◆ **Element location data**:
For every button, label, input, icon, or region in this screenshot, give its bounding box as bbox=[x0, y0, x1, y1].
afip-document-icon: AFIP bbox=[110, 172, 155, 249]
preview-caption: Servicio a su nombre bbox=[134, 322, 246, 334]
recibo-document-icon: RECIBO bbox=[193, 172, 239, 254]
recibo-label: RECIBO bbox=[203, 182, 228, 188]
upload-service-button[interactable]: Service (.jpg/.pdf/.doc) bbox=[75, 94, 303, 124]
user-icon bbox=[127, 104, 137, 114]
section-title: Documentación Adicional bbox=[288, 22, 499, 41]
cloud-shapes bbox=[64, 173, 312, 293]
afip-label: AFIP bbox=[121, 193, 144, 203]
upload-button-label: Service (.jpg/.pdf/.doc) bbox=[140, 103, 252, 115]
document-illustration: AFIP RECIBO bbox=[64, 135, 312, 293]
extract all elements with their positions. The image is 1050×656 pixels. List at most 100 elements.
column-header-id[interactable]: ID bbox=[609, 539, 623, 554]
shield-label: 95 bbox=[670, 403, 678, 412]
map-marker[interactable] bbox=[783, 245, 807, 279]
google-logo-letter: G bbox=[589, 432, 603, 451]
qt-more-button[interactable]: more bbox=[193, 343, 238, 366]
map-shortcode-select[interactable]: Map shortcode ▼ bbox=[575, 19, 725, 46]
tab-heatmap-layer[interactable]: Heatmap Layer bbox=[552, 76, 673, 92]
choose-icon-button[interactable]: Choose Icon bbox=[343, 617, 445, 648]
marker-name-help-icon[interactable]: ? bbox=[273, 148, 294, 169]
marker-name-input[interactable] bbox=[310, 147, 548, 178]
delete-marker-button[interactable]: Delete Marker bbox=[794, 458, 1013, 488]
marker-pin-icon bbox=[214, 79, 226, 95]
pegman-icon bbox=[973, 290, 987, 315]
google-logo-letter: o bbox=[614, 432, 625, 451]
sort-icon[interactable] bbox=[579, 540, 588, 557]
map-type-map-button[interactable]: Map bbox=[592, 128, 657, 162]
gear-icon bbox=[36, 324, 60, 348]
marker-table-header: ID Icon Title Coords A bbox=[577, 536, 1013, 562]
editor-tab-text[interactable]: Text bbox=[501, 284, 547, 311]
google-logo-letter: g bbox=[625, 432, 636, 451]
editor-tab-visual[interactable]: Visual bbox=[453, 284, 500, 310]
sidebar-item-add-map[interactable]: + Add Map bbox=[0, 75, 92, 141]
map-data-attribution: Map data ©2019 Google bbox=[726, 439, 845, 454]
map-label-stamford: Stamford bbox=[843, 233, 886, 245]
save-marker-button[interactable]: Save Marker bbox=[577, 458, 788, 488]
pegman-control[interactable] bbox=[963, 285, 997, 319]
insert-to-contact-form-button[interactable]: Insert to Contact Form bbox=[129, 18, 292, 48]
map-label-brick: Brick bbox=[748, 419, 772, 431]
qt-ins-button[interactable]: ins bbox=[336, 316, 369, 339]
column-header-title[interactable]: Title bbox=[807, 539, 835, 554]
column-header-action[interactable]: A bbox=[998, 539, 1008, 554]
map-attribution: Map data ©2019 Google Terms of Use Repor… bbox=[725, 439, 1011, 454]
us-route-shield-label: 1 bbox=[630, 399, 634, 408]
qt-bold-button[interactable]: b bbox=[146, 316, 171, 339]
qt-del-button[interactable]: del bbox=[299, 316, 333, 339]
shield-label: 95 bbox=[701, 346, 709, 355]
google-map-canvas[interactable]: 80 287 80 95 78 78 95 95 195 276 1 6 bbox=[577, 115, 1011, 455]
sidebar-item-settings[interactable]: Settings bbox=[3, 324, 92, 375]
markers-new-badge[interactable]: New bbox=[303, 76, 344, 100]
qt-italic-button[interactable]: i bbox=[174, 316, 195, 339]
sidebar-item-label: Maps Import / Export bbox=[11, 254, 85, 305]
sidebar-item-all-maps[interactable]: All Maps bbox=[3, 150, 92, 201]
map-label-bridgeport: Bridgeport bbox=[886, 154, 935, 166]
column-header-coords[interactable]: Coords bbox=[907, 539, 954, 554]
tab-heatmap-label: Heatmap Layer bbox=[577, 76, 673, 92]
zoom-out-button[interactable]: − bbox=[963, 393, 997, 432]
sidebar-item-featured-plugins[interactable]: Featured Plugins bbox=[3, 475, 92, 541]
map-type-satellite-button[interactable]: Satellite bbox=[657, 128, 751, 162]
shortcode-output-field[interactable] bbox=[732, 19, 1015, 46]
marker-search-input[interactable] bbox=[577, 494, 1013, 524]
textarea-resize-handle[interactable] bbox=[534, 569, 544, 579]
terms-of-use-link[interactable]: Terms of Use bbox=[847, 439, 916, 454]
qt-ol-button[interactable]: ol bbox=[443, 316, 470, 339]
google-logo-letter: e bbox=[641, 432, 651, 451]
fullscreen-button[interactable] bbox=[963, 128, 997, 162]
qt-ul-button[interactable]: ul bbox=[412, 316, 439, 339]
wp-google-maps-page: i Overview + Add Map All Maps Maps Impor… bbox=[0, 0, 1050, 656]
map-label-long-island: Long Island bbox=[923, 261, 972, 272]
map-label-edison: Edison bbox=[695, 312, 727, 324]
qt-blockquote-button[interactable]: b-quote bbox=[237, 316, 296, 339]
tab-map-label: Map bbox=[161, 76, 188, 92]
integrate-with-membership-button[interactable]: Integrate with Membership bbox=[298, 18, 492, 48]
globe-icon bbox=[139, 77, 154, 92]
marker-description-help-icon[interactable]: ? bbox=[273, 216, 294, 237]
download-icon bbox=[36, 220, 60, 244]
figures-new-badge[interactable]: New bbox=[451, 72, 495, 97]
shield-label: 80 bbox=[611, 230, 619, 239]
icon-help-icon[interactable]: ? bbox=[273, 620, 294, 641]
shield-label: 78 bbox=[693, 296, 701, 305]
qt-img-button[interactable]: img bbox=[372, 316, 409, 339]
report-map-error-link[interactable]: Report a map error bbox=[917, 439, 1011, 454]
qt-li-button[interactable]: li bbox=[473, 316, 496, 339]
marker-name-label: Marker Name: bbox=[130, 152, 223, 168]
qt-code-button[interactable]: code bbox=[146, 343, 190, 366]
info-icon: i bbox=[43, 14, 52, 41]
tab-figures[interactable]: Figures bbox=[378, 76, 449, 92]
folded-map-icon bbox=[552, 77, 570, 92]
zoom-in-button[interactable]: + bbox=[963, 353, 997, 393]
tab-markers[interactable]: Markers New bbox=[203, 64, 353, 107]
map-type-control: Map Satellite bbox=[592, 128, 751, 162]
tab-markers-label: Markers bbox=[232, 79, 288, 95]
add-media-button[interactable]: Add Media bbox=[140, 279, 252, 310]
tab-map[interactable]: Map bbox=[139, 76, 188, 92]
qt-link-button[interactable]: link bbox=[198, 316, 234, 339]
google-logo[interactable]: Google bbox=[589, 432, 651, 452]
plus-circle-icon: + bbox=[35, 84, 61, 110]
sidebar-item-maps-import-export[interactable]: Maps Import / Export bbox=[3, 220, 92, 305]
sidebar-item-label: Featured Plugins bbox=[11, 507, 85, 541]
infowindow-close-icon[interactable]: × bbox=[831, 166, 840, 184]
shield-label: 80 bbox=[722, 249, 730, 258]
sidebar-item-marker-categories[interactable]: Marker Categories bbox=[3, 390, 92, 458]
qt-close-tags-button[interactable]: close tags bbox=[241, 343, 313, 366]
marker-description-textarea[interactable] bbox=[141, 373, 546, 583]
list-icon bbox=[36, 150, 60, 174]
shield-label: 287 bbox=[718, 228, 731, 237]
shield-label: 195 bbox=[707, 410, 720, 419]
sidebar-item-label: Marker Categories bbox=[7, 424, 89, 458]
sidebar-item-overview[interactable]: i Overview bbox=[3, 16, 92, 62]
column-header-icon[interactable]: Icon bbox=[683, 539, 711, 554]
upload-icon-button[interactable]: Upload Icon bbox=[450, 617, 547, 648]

◆ **YOUR TASK**:
Count the lines above that contain the string "textarea", and give only the number.

◆ **THE REPLY**:
2